Time travel could be the coolest plot device in the entire circular history of science fiction. Covering dinosaurs to UFOs and everything in between, without it we wouldn’t have Star Trek, Doctor Who, The Terminator, Bill And Ted, or half of all the greatest genre films and TV shows ever made.
But not all time travel movies are created equal. Some are universally loved (Back To The Future, Donnie Darko), but others pretty much overlooked altogether liked they’ve slipped between the cracks of a time travel paradox.
If we ever get our hands on a time machine, we’ll use it to go back and drum up support for some of the best time travel movies that didn’t get the credit they deserved. So if you still don’t think Je T’Aime, Je T’Aime is as good as Looper, we’re probably still living in the darkest timeline…
The Girl Who Leapt Through Time (2006)
Director Mamoru Hosoda graduated from Digimon: The Movie to this underrated anime classic. The story of a high school girl who stumbles on the power of time travel, it’s mostly all about how much fun a teenager can have with the concept. Instead of using it to go back and stop wars and meet dinosaurs, she uses it to retake her exams and fix an awkward fling – choosing to relive the same 24-hours, Groundhog Day style, until she gets her life right. There’s more to it than that though, and there’s a nice buried message about how you can’t stay a kid forever.
Sound Of My Voice (2012)
Brit Marling was the indie darling of 2011’s Sundance because she had two quirky sci-fis out at the same time. One, Another Earth, got just enough love to go cult, but the other, Sound Of My Voice, came and went without fanfare. Of the two, it’s Marling’s lesser known film that arguably stands up better after a few years in the wilderness – making for one of the most interesting and original takes on the time travel flick so far. Marling plays a cult leader who claims to be from the future and the film follows two documentary directors who set out to expose her. It’s understated and low-fi and very Sundance, but it finds a great new way to come at the genre.
Meet The Robinsons (2007)
Sandwiched between lesser-liked Disney features Chicken Little and Bolt, Meet The Robinsons arrived at a time when the Mouse House was, quite frankly, a bit lousy. Made during Disney’s acquisition of Pixar, the film was half finished when John Lasseter became the chief creative officer, and he reportedly scrapped most of the film and made director Stephen Anderson go back to the drawing board (literally). The result was uneven, at best, but the film has more creative fun with the space-time continuum than most animations that have tried, and the film has a freewheeling, zany approach to storytelling that feels more Looney Tunes than Disney.
Back To The Future Part III (1990)

────

*DO THIS*
Print the passage of the time travel movies article from "But not all" up to and including "time travel paradox.", word for word. The items that come after this text were taken from a different source.

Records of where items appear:
────

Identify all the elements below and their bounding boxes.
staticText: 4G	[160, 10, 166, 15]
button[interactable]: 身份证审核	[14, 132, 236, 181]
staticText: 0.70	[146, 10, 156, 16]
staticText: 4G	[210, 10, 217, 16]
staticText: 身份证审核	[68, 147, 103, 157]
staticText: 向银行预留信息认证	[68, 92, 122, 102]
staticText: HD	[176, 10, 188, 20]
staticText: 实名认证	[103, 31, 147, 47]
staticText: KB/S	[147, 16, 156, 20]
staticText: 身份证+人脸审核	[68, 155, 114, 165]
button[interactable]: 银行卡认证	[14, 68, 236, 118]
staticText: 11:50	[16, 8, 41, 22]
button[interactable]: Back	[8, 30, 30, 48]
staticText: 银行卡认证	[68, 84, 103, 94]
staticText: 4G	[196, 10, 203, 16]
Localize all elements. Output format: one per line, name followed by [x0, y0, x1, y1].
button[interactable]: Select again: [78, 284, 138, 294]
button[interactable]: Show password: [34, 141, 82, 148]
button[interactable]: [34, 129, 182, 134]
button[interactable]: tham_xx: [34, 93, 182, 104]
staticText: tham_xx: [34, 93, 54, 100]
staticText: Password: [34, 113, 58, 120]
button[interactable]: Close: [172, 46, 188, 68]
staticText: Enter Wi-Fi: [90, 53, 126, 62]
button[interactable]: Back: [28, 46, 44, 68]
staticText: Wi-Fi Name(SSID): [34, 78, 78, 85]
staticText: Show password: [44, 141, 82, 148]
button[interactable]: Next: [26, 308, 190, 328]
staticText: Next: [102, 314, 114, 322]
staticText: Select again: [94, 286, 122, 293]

────

*OUTPUT*
But not all time travel movies are created equal. Some are universally loved (Back To The Future, Donnie Darko), but others pretty much overlooked altogether liked they’ve slipped between the cracks of a time travel paradox.